**PROBLEM STATEMENT:** Convert the material from its first line through the line containing "axis-break-mark [59,192,73,200]" into a numbered list, omitting any blank lines.

**MATERIALS PROVIDED:**
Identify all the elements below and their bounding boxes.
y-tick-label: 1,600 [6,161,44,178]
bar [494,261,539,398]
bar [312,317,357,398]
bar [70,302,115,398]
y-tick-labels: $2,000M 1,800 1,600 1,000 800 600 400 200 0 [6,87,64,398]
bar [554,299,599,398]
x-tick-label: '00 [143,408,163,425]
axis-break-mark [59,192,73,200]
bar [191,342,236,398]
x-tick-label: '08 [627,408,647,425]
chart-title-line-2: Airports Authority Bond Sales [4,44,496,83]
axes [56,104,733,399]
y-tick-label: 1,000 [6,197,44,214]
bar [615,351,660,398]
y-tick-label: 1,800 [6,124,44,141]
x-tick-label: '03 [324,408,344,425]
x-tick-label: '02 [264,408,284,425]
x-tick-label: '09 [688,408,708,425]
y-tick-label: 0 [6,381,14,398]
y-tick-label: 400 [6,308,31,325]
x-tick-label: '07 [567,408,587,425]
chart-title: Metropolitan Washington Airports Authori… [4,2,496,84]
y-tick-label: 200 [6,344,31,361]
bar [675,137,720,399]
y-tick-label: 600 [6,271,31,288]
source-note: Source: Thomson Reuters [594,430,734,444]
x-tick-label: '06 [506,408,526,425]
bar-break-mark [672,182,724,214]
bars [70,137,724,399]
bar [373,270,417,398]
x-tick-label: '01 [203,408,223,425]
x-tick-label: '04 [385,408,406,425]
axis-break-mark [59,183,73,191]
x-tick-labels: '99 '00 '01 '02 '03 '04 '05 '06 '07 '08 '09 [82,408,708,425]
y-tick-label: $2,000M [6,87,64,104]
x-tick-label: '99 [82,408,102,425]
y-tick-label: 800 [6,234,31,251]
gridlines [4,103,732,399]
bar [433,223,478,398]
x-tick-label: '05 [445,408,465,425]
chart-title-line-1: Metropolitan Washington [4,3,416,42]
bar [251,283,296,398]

**THE OUTPUT:**
1. Identify all the elements below and their bounding boxes.
2. y-tick-label: 1,600 [6,161,44,178]
3. bar [494,261,539,398]
4. bar [312,317,357,398]
5. bar [70,302,115,398]
6. y-tick-labels: $2,000M 1,800 1,600 1,000 800 600 400 200 0 [6,87,64,398]
7. bar [554,299,599,398]
8. x-tick-label: '00 [143,408,163,425]
9. axis-break-mark [59,192,73,200]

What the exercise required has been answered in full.